▶ [Data section]
==========

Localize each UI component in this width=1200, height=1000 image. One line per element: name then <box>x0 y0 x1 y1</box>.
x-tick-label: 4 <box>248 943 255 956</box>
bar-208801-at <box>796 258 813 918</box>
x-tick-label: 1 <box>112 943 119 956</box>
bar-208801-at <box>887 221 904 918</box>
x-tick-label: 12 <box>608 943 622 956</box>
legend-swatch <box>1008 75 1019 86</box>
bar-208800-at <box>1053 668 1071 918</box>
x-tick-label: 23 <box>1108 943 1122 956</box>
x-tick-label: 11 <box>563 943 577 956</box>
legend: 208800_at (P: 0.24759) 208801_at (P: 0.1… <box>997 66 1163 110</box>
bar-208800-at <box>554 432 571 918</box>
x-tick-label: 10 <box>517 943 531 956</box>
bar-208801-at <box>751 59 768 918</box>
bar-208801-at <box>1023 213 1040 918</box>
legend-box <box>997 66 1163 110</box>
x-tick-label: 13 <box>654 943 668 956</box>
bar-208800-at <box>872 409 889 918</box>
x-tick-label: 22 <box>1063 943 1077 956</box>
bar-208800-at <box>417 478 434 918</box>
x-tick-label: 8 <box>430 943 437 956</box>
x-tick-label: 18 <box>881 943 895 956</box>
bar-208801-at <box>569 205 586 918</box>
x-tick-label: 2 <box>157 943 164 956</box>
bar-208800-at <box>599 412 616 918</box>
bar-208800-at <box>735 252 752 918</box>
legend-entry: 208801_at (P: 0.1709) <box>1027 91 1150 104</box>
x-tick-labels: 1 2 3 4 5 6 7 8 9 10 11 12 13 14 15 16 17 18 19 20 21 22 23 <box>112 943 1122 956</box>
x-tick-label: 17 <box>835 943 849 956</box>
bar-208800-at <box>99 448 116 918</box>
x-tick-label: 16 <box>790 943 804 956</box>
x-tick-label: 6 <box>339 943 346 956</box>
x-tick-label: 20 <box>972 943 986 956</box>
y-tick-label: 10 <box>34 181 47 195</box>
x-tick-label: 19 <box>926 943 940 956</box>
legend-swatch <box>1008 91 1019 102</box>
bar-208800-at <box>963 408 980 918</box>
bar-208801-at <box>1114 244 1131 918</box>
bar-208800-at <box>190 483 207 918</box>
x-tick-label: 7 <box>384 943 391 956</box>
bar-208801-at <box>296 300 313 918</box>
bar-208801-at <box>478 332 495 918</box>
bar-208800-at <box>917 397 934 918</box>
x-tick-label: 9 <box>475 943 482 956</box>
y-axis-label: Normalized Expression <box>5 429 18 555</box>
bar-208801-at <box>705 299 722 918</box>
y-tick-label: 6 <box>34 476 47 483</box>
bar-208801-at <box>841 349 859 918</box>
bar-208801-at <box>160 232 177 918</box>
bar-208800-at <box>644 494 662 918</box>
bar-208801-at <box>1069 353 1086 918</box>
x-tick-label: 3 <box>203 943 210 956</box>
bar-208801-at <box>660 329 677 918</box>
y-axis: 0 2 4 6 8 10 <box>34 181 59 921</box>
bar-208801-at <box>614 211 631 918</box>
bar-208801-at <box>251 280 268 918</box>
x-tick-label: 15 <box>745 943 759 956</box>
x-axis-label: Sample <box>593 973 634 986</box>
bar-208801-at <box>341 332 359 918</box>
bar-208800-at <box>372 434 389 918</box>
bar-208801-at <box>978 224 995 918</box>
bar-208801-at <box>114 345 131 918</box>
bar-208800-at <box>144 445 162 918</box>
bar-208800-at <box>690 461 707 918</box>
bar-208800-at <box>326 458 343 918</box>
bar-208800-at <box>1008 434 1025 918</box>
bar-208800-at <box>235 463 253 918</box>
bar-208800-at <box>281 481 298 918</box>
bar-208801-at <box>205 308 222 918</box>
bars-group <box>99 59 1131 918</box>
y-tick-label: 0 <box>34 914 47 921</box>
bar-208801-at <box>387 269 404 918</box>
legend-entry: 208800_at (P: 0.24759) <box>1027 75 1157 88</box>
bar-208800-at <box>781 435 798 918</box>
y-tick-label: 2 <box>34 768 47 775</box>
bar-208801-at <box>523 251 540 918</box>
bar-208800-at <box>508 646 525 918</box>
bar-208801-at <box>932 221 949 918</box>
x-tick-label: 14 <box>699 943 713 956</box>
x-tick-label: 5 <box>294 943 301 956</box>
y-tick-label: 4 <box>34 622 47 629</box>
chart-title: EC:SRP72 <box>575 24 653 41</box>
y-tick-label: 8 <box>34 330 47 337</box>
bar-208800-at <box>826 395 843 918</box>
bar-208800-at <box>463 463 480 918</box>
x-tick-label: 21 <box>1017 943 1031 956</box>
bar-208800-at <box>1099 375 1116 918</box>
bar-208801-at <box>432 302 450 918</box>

==========

▶ [Aim]
Rename "x-tick-label" to "x-label" in everything from the start of the listing down to the line containing "bar-208800-at <box>1053 668 1071 918</box>", and give back only those lines with nothing else changed.

▶ [The result]
Localize each UI component in this width=1200, height=1000 image. One line per element: name then <box>x0 y0 x1 y1</box>.
x-label: 4 <box>248 943 255 956</box>
bar-208801-at <box>796 258 813 918</box>
x-label: 1 <box>112 943 119 956</box>
bar-208801-at <box>887 221 904 918</box>
x-label: 12 <box>608 943 622 956</box>
legend-swatch <box>1008 75 1019 86</box>
bar-208800-at <box>1053 668 1071 918</box>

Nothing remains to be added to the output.